Weard’s most radical move is her unprecious approach to trans identity. These characters’ problems aren’t the hardest or easiest to figure out. They’re just theirs, and they are approached with a realistic mix of stubbornness and self-doubt. Both films feature scenes of straight white men struggling to engage with a characters’ trans-ness, their walking on eggshells played mostly for laughs.

Of course, the reason for the eggshells in the first place is the real danger trans people face in society. During the post-Anthology ii Q&A, distributor Liz Purchell noted sadly that there weren’t as many trans people in the audience as she expected. Have they all moved out of Texas already? I personally know of many who have, including close friends, and I miss them all the time. (That said, people showed up for these movies and I noted zero walk outs, even during the Anthology ii screening Q&A, which began at 2:30am.)

Weard makes capital-P politics an explicit theme in the opening credits for Anthology ii, which unfold over footage of Donald Trump muttering about “gender ideology,” his image saturated to a nauseating gray-orange. This harsh grounding hovers over the film as a kind of front-loaded ambient dread, respectfully leaving the viewer to fill in the gaps.

- RECORD EXCERPTS:
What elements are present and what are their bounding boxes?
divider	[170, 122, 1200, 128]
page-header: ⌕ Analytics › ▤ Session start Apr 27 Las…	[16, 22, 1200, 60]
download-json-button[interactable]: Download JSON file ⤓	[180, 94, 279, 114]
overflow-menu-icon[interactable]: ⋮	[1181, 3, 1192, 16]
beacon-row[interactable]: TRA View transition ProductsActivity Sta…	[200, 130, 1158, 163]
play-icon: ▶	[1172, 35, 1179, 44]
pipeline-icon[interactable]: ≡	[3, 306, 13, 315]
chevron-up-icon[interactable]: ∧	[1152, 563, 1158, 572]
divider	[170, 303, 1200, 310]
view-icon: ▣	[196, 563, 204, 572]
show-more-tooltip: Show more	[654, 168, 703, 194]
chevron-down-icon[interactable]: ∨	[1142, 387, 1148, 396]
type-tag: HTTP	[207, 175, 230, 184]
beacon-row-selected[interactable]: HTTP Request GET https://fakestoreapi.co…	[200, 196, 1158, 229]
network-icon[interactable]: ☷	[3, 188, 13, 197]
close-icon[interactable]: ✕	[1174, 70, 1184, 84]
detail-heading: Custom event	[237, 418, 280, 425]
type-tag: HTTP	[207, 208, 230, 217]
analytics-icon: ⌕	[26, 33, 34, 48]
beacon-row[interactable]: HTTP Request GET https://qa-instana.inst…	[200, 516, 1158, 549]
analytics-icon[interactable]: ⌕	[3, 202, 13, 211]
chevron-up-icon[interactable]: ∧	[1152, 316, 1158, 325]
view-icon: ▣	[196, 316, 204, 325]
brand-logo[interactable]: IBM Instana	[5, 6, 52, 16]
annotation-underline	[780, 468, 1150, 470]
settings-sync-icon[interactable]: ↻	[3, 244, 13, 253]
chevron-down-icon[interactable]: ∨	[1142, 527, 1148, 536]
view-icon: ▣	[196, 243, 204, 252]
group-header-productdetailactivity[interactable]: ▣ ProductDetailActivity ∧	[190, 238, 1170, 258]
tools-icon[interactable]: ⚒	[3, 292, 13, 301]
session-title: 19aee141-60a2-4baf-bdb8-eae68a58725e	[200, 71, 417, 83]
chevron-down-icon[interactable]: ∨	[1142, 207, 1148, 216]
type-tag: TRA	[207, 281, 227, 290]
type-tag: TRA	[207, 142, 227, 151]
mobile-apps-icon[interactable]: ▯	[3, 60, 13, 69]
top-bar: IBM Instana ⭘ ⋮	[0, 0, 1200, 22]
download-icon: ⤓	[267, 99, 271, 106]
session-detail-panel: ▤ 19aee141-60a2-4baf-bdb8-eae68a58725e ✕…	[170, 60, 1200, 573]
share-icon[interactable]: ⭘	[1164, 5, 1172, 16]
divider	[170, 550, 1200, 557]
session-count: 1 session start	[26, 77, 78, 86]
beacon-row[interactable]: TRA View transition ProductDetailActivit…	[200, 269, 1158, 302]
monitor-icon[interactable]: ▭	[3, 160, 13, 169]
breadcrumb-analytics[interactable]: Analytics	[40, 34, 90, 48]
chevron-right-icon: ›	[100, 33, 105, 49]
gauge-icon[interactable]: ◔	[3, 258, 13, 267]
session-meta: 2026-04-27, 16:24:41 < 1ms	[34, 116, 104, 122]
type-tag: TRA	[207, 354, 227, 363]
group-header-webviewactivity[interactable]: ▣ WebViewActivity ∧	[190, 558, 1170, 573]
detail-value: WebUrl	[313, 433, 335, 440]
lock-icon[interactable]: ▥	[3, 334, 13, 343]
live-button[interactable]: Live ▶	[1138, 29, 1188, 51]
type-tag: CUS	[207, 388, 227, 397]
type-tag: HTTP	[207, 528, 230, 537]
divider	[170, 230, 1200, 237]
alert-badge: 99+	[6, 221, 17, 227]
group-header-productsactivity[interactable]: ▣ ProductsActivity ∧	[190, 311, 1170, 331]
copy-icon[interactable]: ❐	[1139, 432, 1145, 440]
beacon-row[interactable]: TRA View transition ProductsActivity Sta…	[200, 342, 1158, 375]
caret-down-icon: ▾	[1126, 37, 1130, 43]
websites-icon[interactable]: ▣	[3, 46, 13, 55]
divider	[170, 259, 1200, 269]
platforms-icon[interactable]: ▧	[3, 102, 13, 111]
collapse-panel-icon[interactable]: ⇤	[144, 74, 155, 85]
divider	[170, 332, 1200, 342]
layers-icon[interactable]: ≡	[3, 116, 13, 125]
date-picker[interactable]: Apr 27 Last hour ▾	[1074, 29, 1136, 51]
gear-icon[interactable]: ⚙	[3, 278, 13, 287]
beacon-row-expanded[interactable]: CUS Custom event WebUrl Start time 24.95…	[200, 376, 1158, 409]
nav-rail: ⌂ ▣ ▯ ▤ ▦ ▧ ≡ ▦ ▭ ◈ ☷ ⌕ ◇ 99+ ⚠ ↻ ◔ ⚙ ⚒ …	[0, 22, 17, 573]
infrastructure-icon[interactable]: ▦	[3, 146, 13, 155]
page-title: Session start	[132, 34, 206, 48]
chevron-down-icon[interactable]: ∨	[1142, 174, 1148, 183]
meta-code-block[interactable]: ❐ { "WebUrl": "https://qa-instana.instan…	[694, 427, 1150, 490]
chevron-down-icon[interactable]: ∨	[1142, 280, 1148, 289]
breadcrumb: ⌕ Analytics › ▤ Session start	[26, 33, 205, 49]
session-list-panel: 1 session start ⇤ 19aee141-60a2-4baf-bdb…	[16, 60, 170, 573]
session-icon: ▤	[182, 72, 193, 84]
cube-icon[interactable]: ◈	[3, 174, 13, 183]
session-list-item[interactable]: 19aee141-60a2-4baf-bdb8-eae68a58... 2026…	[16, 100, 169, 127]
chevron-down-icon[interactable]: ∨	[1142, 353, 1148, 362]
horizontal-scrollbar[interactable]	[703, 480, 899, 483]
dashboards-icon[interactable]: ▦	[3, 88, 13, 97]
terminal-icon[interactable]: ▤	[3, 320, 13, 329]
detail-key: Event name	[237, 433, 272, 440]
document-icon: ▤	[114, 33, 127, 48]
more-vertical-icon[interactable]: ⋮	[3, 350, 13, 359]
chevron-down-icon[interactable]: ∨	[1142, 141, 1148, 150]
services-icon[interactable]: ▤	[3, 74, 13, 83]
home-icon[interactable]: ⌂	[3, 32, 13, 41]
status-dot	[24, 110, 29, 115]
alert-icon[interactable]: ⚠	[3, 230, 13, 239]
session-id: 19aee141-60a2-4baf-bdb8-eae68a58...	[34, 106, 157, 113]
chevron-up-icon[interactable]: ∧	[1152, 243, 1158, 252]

- GIVEN INSTRUCTION 1: List every person named in the film review above.
- GIVEN INSTRUCTION 2: According to the film review, what time did the Anthology ii screening Q&A begin?
- GIVEN INSTRUCTION 3: Return the passage of the film review that starts at "Weard makes capital-P" and ends at "in the gaps.".

- EXERCISE RESULT 1: Weard, Liz Purchell, Donald Trump

- EXERCISE RESULT 2: 2:30am

- EXERCISE RESULT 3:
Weard makes capital-P politics an explicit theme in the opening credits for Anthology ii, which unfold over footage of Donald Trump muttering about “gender ideology,” his image saturated to a nauseating gray-orange. This harsh grounding hovers over the film as a kind of front-loaded ambient dread, respectfully leaving the viewer to fill in the gaps.